[START]

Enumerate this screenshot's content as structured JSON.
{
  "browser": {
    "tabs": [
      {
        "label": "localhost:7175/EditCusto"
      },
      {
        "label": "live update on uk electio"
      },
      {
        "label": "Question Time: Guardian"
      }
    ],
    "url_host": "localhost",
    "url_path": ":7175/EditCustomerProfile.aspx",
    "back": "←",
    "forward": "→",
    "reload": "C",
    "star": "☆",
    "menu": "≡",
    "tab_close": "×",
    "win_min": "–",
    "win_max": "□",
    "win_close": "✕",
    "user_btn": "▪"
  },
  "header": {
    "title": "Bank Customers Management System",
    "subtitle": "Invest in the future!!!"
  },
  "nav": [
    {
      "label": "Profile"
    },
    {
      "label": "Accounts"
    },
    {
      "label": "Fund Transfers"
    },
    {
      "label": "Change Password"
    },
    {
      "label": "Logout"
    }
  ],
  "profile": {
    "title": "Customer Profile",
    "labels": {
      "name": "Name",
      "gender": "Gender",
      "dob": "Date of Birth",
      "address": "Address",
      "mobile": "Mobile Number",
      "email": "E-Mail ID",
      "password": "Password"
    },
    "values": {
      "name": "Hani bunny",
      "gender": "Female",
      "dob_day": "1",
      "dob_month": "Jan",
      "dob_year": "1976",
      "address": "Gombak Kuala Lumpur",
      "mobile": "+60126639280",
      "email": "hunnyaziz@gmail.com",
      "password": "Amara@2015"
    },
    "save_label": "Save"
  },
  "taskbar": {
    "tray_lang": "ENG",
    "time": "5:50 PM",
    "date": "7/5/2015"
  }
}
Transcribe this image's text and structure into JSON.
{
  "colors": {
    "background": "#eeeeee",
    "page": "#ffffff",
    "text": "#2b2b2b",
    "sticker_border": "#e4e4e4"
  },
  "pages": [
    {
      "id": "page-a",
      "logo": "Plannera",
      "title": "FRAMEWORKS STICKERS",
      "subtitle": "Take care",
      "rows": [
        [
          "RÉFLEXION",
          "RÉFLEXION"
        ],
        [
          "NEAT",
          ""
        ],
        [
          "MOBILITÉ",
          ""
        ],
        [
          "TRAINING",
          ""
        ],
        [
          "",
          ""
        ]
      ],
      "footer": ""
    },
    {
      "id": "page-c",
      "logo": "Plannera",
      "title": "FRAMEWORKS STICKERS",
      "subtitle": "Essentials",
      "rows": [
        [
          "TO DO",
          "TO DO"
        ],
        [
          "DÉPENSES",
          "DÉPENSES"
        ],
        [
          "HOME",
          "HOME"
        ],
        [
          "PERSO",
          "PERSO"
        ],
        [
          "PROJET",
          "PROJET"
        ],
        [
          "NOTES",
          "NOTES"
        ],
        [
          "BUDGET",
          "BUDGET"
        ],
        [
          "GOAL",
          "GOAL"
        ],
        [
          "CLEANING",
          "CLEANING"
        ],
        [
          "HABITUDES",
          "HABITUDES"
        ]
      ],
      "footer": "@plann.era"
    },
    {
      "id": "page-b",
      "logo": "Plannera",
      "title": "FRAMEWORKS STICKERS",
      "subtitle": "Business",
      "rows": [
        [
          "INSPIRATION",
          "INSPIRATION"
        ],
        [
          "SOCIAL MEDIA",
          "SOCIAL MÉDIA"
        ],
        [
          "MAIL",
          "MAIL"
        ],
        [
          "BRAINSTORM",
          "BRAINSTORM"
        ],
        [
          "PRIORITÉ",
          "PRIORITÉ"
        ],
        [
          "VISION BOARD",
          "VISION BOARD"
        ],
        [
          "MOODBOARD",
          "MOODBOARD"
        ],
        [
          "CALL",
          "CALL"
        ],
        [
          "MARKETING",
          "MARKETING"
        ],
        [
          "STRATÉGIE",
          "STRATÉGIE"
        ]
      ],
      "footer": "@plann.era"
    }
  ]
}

[END]

**Direction:** In the records above, tally the lines where the word "email" appears, and give the number and nothing else.

**Full solution:** 2